* [SHORT EXERCISE] Go through the entries below and print each one exactly, leaving out pictures.

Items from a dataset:
══════════════════════════════

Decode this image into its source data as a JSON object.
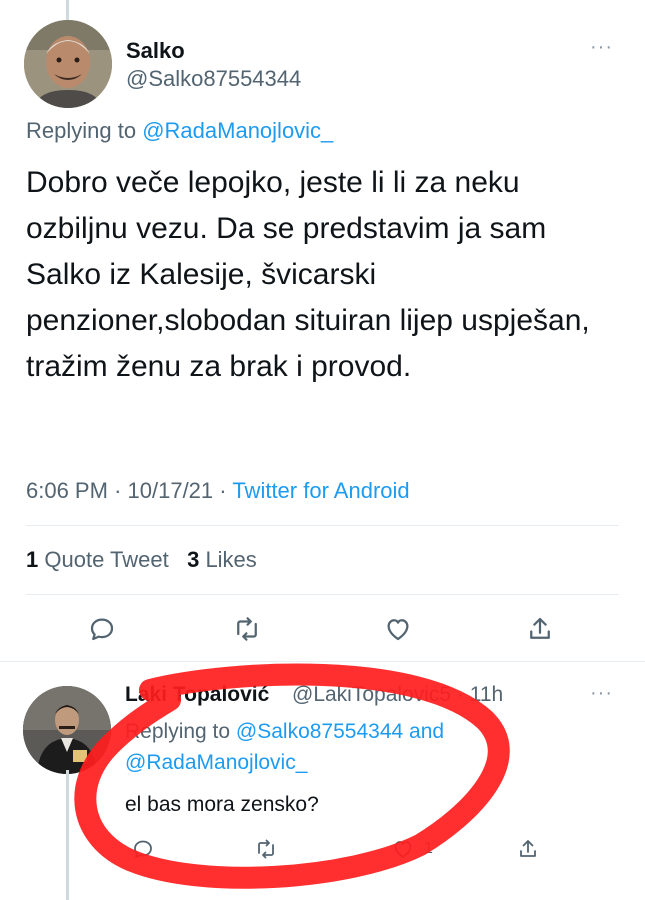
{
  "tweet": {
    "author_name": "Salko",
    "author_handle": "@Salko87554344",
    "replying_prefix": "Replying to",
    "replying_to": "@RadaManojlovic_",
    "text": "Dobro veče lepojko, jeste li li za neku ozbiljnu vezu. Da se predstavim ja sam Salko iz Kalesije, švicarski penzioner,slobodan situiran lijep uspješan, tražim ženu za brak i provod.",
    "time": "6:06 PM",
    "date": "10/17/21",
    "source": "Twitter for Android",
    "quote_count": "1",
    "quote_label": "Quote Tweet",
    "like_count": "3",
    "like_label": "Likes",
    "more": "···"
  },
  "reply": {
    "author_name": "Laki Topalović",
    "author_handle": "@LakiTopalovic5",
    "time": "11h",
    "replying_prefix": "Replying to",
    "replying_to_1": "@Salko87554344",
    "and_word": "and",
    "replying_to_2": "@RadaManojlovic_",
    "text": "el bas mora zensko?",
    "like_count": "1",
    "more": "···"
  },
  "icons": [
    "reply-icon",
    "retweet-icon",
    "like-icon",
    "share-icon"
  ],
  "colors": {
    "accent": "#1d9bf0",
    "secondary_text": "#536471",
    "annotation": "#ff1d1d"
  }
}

══════════════════════════════

* [REPLY TO THE EXERCISE]
Decode this image into its source data as a JSON object.
{
  "tweet": {
    "author_name": "Salko",
    "author_handle": "@Salko87554344",
    "replying_prefix": "Replying to",
    "replying_to": "@RadaManojlovic_",
    "text": "Dobro veče lepojko, jeste li li za neku ozbiljnu vezu. Da se predstavim ja sam Salko iz Kalesije, švicarski penzioner,slobodan situiran lijep uspješan, tražim ženu za brak i provod.",
    "time": "6:06 PM",
    "date": "10/17/21",
    "source": "Twitter for Android",
    "quote_count": "1",
    "quote_label": "Quote Tweet",
    "like_count": "3",
    "like_label": "Likes",
    "more": "···"
  },
  "reply": {
    "author_name": "Laki Topalović",
    "author_handle": "@LakiTopalovic5",
    "time": "11h",
    "replying_prefix": "Replying to",
    "replying_to_1": "@Salko87554344",
    "and_word": "and",
    "replying_to_2": "@RadaManojlovic_",
    "text": "el bas mora zensko?",
    "like_count": "1",
    "more": "···"
  },
  "icons": [
    "reply-icon",
    "retweet-icon",
    "like-icon",
    "share-icon"
  ],
  "colors": {
    "accent": "#1d9bf0",
    "secondary_text": "#536471",
    "annotation": "#ff1d1d"
  }
}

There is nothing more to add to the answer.